## Work required
Reproduce the listing below line for line, with nothing changed, but leave out the pictures.
━━ Items
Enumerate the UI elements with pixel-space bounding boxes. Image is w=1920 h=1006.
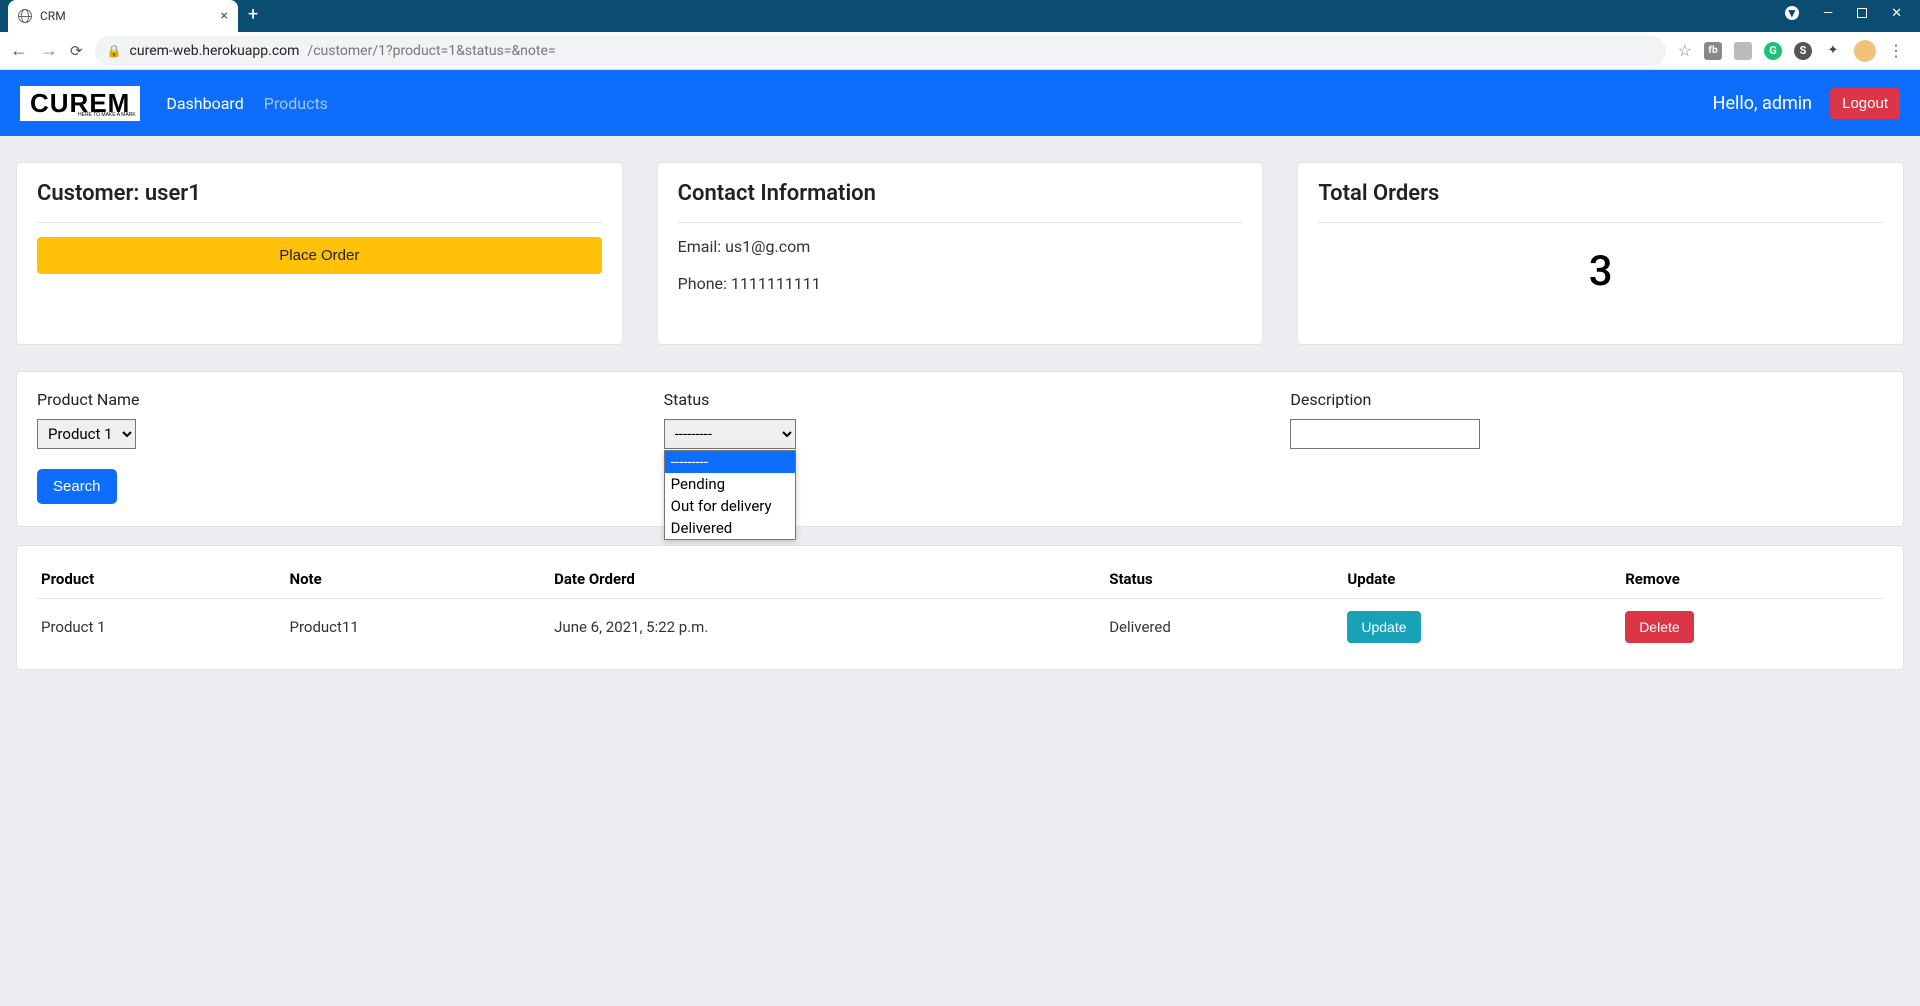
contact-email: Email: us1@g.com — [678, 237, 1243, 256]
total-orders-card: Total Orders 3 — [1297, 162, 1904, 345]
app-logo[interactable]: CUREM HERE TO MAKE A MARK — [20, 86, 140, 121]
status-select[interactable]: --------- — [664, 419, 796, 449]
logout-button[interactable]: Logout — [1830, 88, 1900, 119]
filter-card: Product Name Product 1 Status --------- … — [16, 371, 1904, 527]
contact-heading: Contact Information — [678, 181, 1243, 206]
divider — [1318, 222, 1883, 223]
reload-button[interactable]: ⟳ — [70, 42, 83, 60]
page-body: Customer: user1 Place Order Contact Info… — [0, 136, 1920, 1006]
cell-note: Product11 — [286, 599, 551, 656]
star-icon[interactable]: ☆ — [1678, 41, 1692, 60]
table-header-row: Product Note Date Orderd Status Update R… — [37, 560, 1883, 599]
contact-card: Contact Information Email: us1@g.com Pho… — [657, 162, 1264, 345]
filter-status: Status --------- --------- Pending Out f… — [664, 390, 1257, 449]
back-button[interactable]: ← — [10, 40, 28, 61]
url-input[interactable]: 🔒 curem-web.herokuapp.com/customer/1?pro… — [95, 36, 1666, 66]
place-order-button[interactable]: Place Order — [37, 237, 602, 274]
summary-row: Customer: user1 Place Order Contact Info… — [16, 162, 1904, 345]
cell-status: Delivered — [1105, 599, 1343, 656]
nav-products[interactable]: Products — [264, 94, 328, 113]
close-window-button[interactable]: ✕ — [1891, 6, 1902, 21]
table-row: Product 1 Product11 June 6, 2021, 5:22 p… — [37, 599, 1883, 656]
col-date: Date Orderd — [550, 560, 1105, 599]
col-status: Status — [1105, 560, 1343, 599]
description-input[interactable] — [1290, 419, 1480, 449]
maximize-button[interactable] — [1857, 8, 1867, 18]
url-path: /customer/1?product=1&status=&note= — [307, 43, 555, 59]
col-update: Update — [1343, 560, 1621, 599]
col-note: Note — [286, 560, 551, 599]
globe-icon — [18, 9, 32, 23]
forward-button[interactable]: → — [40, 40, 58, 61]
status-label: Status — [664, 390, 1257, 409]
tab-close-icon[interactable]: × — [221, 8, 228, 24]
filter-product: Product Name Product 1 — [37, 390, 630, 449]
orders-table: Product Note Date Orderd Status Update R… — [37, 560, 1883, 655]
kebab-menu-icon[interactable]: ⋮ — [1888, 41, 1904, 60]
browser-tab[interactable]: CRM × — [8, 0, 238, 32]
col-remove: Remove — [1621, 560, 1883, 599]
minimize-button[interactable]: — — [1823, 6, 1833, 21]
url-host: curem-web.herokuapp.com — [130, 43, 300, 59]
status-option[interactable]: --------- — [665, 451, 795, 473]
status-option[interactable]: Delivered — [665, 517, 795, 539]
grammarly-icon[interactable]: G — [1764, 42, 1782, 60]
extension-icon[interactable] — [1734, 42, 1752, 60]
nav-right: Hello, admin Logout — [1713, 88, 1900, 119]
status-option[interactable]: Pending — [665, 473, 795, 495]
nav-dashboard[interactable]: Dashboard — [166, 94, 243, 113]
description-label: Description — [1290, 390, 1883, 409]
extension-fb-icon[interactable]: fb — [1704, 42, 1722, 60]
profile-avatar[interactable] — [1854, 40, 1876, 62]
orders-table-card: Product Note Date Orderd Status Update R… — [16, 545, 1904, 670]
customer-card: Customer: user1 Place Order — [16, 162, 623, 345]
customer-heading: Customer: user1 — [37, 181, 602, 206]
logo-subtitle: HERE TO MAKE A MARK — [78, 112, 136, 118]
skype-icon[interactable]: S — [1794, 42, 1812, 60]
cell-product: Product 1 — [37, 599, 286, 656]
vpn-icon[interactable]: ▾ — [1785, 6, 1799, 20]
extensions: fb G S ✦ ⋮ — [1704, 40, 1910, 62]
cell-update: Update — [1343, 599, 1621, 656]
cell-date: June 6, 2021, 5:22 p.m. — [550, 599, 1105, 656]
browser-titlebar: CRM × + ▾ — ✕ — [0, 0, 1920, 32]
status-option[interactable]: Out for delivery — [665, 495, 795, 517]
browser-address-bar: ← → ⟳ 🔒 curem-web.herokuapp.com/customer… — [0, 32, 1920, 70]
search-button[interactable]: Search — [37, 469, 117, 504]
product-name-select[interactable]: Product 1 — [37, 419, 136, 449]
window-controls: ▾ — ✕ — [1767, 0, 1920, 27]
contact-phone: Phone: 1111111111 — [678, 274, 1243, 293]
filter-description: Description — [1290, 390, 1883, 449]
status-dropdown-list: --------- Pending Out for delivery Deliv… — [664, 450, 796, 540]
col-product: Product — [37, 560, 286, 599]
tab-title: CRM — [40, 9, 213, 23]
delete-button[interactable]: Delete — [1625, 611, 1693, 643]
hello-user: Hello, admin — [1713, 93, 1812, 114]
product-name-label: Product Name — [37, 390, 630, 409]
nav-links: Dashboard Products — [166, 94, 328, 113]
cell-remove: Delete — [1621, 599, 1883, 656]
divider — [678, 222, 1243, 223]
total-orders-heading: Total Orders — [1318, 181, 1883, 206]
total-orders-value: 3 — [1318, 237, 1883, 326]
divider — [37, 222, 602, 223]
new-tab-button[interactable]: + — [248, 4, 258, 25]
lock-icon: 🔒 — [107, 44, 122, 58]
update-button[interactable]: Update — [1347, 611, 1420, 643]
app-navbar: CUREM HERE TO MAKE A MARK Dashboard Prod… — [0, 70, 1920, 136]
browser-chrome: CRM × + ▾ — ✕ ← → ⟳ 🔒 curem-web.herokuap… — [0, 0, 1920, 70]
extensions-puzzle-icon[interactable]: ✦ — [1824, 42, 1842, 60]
━━━━
## Response to this task
Enumerate the UI elements with pixel-space bounding boxes. Image is w=1920 h=1006.
contact-email: Email: us1@g.com — [678, 237, 1243, 256]
total-orders-card: Total Orders 3 — [1297, 162, 1904, 345]
app-logo[interactable]: CUREM HERE TO MAKE A MARK — [20, 86, 140, 121]
status-select[interactable]: --------- — [664, 419, 796, 449]
logout-button[interactable]: Logout — [1830, 88, 1900, 119]
filter-card: Product Name Product 1 Status --------- … — [16, 371, 1904, 527]
contact-heading: Contact Information — [678, 181, 1243, 206]
divider — [1318, 222, 1883, 223]
reload-button[interactable]: ⟳ — [70, 42, 83, 60]
page-body: Customer: user1 Place Order Contact Info… — [0, 136, 1920, 1006]
cell-note: Product11 — [286, 599, 551, 656]
star-icon[interactable]: ☆ — [1678, 41, 1692, 60]
table-header-row: Product Note Date Orderd Status Update R… — [37, 560, 1883, 599]
contact-card: Contact Information Email: us1@g.com Pho… — [657, 162, 1264, 345]
filter-status: Status --------- --------- Pending Out f… — [664, 390, 1257, 449]
back-button[interactable]: ← — [10, 40, 28, 61]
url-input[interactable]: 🔒 curem-web.herokuapp.com/customer/1?pro… — [95, 36, 1666, 66]
place-order-button[interactable]: Place Order — [37, 237, 602, 274]
summary-row: Customer: user1 Place Order Contact Info… — [16, 162, 1904, 345]
cell-status: Delivered — [1105, 599, 1343, 656]
nav-products[interactable]: Products — [264, 94, 328, 113]
close-window-button[interactable]: ✕ — [1891, 6, 1902, 21]
table-row: Product 1 Product11 June 6, 2021, 5:22 p… — [37, 599, 1883, 656]
col-date: Date Orderd — [550, 560, 1105, 599]
col-status: Status — [1105, 560, 1343, 599]
description-input[interactable] — [1290, 419, 1480, 449]
maximize-button[interactable] — [1857, 8, 1867, 18]
url-path: /customer/1?product=1&status=&note= — [307, 43, 555, 59]
col-update: Update — [1343, 560, 1621, 599]
col-note: Note — [286, 560, 551, 599]
globe-icon — [18, 9, 32, 23]
forward-button[interactable]: → — [40, 40, 58, 61]
status-label: Status — [664, 390, 1257, 409]
tab-close-icon[interactable]: × — [221, 8, 228, 24]
filter-product: Product Name Product 1 — [37, 390, 630, 449]
orders-table: Product Note Date Orderd Status Update R… — [37, 560, 1883, 655]
kebab-menu-icon[interactable]: ⋮ — [1888, 41, 1904, 60]
browser-tab[interactable]: CRM × — [8, 0, 238, 32]
col-remove: Remove — [1621, 560, 1883, 599]
minimize-button[interactable]: — — [1823, 6, 1833, 21]
url-host: curem-web.herokuapp.com — [130, 43, 300, 59]
status-option[interactable]: --------- — [665, 451, 795, 473]
status-option[interactable]: Delivered — [665, 517, 795, 539]
grammarly-icon[interactable]: G — [1764, 42, 1782, 60]
extension-icon[interactable] — [1734, 42, 1752, 60]
nav-right: Hello, admin Logout — [1713, 88, 1900, 119]
status-option[interactable]: Pending — [665, 473, 795, 495]
nav-dashboard[interactable]: Dashboard — [166, 94, 243, 113]
description-label: Description — [1290, 390, 1883, 409]
extension-fb-icon[interactable]: fb — [1704, 42, 1722, 60]
profile-avatar[interactable] — [1854, 40, 1876, 62]
orders-table-card: Product Note Date Orderd Status Update R… — [16, 545, 1904, 670]
customer-card: Customer: user1 Place Order — [16, 162, 623, 345]
customer-heading: Customer: user1 — [37, 181, 602, 206]
logo-subtitle: HERE TO MAKE A MARK — [78, 112, 136, 118]
skype-icon[interactable]: S — [1794, 42, 1812, 60]
cell-product: Product 1 — [37, 599, 286, 656]
vpn-icon[interactable]: ▾ — [1785, 6, 1799, 20]
extensions: fb G S ✦ ⋮ — [1704, 40, 1910, 62]
cell-update: Update — [1343, 599, 1621, 656]
cell-date: June 6, 2021, 5:22 p.m. — [550, 599, 1105, 656]
browser-titlebar: CRM × + ▾ — ✕ — [0, 0, 1920, 32]
status-option[interactable]: Out for delivery — [665, 495, 795, 517]
browser-address-bar: ← → ⟳ 🔒 curem-web.herokuapp.com/customer… — [0, 32, 1920, 70]
search-button[interactable]: Search — [37, 469, 117, 504]
product-name-select[interactable]: Product 1 — [37, 419, 136, 449]
window-controls: ▾ — ✕ — [1767, 0, 1920, 27]
contact-phone: Phone: 1111111111 — [678, 274, 1243, 293]
filter-description: Description — [1290, 390, 1883, 449]
status-dropdown-list: --------- Pending Out for delivery Deliv… — [664, 450, 796, 540]
col-product: Product — [37, 560, 286, 599]
tab-title: CRM — [40, 9, 213, 23]
delete-button[interactable]: Delete — [1625, 611, 1693, 643]
hello-user: Hello, admin — [1713, 93, 1812, 114]
product-name-label: Product Name — [37, 390, 630, 409]
nav-links: Dashboard Products — [166, 94, 328, 113]
cell-remove: Delete — [1621, 599, 1883, 656]
divider — [678, 222, 1243, 223]
total-orders-heading: Total Orders — [1318, 181, 1883, 206]
total-orders-value: 3 — [1318, 237, 1883, 326]
divider — [37, 222, 602, 223]
new-tab-button[interactable]: + — [248, 4, 258, 25]
lock-icon: 🔒 — [107, 44, 122, 58]
update-button[interactable]: Update — [1347, 611, 1420, 643]
app-navbar: CUREM HERE TO MAKE A MARK Dashboard Prod… — [0, 70, 1920, 136]
browser-chrome: CRM × + ▾ — ✕ ← → ⟳ 🔒 curem-web.herokuap… — [0, 0, 1920, 70]
extensions-puzzle-icon[interactable]: ✦ — [1824, 42, 1842, 60]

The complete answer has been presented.